▸ Given exercise:
Give the data again, word for word.

▸ Source data:
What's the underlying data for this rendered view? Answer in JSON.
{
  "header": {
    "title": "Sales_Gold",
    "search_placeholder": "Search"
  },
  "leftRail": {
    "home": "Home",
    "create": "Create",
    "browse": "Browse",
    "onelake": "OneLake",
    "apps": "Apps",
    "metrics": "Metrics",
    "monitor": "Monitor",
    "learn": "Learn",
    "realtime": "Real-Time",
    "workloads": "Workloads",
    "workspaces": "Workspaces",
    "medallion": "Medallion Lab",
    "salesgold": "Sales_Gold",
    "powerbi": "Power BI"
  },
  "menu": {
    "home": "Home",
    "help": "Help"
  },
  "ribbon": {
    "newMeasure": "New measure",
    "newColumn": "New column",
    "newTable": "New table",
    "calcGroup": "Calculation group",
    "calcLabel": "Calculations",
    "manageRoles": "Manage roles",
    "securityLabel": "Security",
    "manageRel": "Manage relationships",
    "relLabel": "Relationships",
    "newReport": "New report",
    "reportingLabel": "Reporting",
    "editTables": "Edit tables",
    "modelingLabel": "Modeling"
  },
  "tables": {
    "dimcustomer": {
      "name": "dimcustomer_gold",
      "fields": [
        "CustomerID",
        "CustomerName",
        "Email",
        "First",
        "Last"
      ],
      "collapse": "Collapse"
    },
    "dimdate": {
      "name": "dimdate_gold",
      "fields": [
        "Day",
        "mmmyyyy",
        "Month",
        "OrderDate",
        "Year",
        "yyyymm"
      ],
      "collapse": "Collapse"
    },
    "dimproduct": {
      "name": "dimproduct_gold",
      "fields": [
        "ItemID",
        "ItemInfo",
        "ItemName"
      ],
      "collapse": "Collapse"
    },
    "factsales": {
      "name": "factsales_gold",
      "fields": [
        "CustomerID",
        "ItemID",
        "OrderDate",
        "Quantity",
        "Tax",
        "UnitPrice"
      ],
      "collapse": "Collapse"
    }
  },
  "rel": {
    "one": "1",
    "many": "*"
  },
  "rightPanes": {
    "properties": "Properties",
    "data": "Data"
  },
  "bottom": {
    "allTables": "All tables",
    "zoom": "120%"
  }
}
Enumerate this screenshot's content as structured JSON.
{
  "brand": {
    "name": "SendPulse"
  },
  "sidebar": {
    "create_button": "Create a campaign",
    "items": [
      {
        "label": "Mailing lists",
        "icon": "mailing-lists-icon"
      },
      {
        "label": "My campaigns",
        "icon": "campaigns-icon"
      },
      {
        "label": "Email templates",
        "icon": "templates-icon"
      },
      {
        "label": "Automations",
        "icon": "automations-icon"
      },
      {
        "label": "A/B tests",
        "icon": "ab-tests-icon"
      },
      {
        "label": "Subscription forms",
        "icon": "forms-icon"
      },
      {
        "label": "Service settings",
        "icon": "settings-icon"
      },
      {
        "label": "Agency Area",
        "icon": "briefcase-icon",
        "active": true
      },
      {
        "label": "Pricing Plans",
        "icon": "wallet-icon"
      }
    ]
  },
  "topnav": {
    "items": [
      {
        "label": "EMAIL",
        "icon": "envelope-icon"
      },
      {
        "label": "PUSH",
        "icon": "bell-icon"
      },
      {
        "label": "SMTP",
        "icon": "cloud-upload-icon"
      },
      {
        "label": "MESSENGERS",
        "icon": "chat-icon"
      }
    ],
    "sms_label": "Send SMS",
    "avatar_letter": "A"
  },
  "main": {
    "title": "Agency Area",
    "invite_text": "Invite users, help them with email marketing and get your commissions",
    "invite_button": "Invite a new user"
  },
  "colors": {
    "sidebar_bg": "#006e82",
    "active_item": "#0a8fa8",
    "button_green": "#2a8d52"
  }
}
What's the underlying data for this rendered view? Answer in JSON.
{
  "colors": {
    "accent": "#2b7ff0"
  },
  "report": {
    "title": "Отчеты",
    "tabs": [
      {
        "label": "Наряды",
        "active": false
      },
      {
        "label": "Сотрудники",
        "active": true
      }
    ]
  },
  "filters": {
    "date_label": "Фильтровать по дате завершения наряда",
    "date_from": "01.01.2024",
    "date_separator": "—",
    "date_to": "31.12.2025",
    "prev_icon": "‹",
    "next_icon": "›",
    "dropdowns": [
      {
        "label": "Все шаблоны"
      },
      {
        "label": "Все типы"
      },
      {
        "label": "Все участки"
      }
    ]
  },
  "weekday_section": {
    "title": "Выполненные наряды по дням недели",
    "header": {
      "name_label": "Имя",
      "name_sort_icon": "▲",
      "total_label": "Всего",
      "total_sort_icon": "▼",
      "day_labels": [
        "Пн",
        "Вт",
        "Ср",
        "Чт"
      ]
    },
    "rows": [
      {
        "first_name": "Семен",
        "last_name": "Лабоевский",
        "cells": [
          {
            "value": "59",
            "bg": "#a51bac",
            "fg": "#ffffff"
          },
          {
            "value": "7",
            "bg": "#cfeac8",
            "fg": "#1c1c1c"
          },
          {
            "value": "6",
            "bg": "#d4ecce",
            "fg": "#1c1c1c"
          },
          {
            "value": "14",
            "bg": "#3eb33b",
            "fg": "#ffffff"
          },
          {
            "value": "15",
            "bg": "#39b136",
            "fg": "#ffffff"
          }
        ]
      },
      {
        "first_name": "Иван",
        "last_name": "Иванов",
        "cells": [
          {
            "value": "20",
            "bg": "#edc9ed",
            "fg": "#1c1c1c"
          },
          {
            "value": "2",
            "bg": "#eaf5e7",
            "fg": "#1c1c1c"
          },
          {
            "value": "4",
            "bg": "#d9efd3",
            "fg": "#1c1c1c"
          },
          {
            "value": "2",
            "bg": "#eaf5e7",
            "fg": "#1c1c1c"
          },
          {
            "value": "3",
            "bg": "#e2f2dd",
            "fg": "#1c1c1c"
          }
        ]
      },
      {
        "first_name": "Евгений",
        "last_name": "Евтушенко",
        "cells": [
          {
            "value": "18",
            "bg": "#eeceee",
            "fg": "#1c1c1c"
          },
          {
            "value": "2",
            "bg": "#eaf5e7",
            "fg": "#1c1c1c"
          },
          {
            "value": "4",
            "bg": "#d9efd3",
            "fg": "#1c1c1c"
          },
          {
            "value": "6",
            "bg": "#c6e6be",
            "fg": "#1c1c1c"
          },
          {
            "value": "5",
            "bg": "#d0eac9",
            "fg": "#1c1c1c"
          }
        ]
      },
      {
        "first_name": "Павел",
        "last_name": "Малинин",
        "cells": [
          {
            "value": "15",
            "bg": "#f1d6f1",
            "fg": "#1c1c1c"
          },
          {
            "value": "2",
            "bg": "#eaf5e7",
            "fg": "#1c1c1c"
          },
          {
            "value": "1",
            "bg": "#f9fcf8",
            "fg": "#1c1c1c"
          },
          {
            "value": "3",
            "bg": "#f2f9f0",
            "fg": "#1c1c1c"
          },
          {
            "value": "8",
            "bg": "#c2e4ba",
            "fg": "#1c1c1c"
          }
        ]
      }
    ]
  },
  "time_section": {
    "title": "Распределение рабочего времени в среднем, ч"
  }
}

▸ Result for this exercise:
What's the underlying data for this rendered view? Answer in JSON.
{
  "header": {
    "title": "Sales_Gold",
    "search_placeholder": "Search"
  },
  "leftRail": {
    "home": "Home",
    "create": "Create",
    "browse": "Browse",
    "onelake": "OneLake",
    "apps": "Apps",
    "metrics": "Metrics",
    "monitor": "Monitor",
    "learn": "Learn",
    "realtime": "Real-Time",
    "workloads": "Workloads",
    "workspaces": "Workspaces",
    "medallion": "Medallion Lab",
    "salesgold": "Sales_Gold",
    "powerbi": "Power BI"
  },
  "menu": {
    "home": "Home",
    "help": "Help"
  },
  "ribbon": {
    "newMeasure": "New measure",
    "newColumn": "New column",
    "newTable": "New table",
    "calcGroup": "Calculation group",
    "calcLabel": "Calculations",
    "manageRoles": "Manage roles",
    "securityLabel": "Security",
    "manageRel": "Manage relationships",
    "relLabel": "Relationships",
    "newReport": "New report",
    "reportingLabel": "Reporting",
    "editTables": "Edit tables",
    "modelingLabel": "Modeling"
  },
  "tables": {
    "dimcustomer": {
      "name": "dimcustomer_gold",
      "fields": [
        "CustomerID",
        "CustomerName",
        "Email",
        "First",
        "Last"
      ],
      "collapse": "Collapse"
    },
    "dimdate": {
      "name": "dimdate_gold",
      "fields": [
        "Day",
        "mmmyyyy",
        "Month",
        "OrderDate",
        "Year",
        "yyyymm"
      ],
      "collapse": "Collapse"
    },
    "dimproduct": {
      "name": "dimproduct_gold",
      "fields": [
        "ItemID",
        "ItemInfo",
        "ItemName"
      ],
      "collapse": "Collapse"
    },
    "factsales": {
      "name": "factsales_gold",
      "fields": [
        "CustomerID",
        "ItemID",
        "OrderDate",
        "Quantity",
        "Tax",
        "UnitPrice"
      ],
      "collapse": "Collapse"
    }
  },
  "rel": {
    "one": "1",
    "many": "*"
  },
  "rightPanes": {
    "properties": "Properties",
    "data": "Data"
  },
  "bottom": {
    "allTables": "All tables",
    "zoom": "120%"
  }
}
Enumerate this screenshot's content as structured JSON.
{
  "brand": {
    "name": "SendPulse"
  },
  "sidebar": {
    "create_button": "Create a campaign",
    "items": [
      {
        "label": "Mailing lists",
        "icon": "mailing-lists-icon"
      },
      {
        "label": "My campaigns",
        "icon": "campaigns-icon"
      },
      {
        "label": "Email templates",
        "icon": "templates-icon"
      },
      {
        "label": "Automations",
        "icon": "automations-icon"
      },
      {
        "label": "A/B tests",
        "icon": "ab-tests-icon"
      },
      {
        "label": "Subscription forms",
        "icon": "forms-icon"
      },
      {
        "label": "Service settings",
        "icon": "settings-icon"
      },
      {
        "label": "Agency Area",
        "icon": "briefcase-icon",
        "active": true
      },
      {
        "label": "Pricing Plans",
        "icon": "wallet-icon"
      }
    ]
  },
  "topnav": {
    "items": [
      {
        "label": "EMAIL",
        "icon": "envelope-icon"
      },
      {
        "label": "PUSH",
        "icon": "bell-icon"
      },
      {
        "label": "SMTP",
        "icon": "cloud-upload-icon"
      },
      {
        "label": "MESSENGERS",
        "icon": "chat-icon"
      }
    ],
    "sms_label": "Send SMS",
    "avatar_letter": "A"
  },
  "main": {
    "title": "Agency Area",
    "invite_text": "Invite users, help them with email marketing and get your commissions",
    "invite_button": "Invite a new user"
  },
  "colors": {
    "sidebar_bg": "#006e82",
    "active_item": "#0a8fa8",
    "button_green": "#2a8d52"
  }
}
What's the underlying data for this rendered view? Answer in JSON.
{
  "colors": {
    "accent": "#2b7ff0"
  },
  "report": {
    "title": "Отчеты",
    "tabs": [
      {
        "label": "Наряды",
        "active": false
      },
      {
        "label": "Сотрудники",
        "active": true
      }
    ]
  },
  "filters": {
    "date_label": "Фильтровать по дате завершения наряда",
    "date_from": "01.01.2024",
    "date_separator": "—",
    "date_to": "31.12.2025",
    "prev_icon": "‹",
    "next_icon": "›",
    "dropdowns": [
      {
        "label": "Все шаблоны"
      },
      {
        "label": "Все типы"
      },
      {
        "label": "Все участки"
      }
    ]
  },
  "weekday_section": {
    "title": "Выполненные наряды по дням недели",
    "header": {
      "name_label": "Имя",
      "name_sort_icon": "▲",
      "total_label": "Всего",
      "total_sort_icon": "▼",
      "day_labels": [
        "Пн",
        "Вт",
        "Ср",
        "Чт"
      ]
    },
    "rows": [
      {
        "first_name": "Семен",
        "last_name": "Лабоевский",
        "cells": [
          {
            "value": "59",
            "bg": "#a51bac",
            "fg": "#ffffff"
          },
          {
            "value": "7",
            "bg": "#cfeac8",
            "fg": "#1c1c1c"
          },
          {
            "value": "6",
            "bg": "#d4ecce",
            "fg": "#1c1c1c"
          },
          {
            "value": "14",
            "bg": "#3eb33b",
            "fg": "#ffffff"
          },
          {
            "value": "15",
            "bg": "#39b136",
            "fg": "#ffffff"
          }
        ]
      },
      {
        "first_name": "Иван",
        "last_name": "Иванов",
        "cells": [
          {
            "value": "20",
            "bg": "#edc9ed",
            "fg": "#1c1c1c"
          },
          {
            "value": "2",
            "bg": "#eaf5e7",
            "fg": "#1c1c1c"
          },
          {
            "value": "4",
            "bg": "#d9efd3",
            "fg": "#1c1c1c"
          },
          {
            "value": "2",
            "bg": "#eaf5e7",
            "fg": "#1c1c1c"
          },
          {
            "value": "3",
            "bg": "#e2f2dd",
            "fg": "#1c1c1c"
          }
        ]
      },
      {
        "first_name": "Евгений",
        "last_name": "Евтушенко",
        "cells": [
          {
            "value": "18",
            "bg": "#eeceee",
            "fg": "#1c1c1c"
          },
          {
            "value": "2",
            "bg": "#eaf5e7",
            "fg": "#1c1c1c"
          },
          {
            "value": "4",
            "bg": "#d9efd3",
            "fg": "#1c1c1c"
          },
          {
            "value": "6",
            "bg": "#c6e6be",
            "fg": "#1c1c1c"
          },
          {
            "value": "5",
            "bg": "#d0eac9",
            "fg": "#1c1c1c"
          }
        ]
      },
      {
        "first_name": "Павел",
        "last_name": "Малинин",
        "cells": [
          {
            "value": "15",
            "bg": "#f1d6f1",
            "fg": "#1c1c1c"
          },
          {
            "value": "2",
            "bg": "#eaf5e7",
            "fg": "#1c1c1c"
          },
          {
            "value": "1",
            "bg": "#f9fcf8",
            "fg": "#1c1c1c"
          },
          {
            "value": "3",
            "bg": "#f2f9f0",
            "fg": "#1c1c1c"
          },
          {
            "value": "8",
            "bg": "#c2e4ba",
            "fg": "#1c1c1c"
          }
        ]
      }
    ]
  },
  "time_section": {
    "title": "Распределение рабочего времени в среднем, ч"
  }
}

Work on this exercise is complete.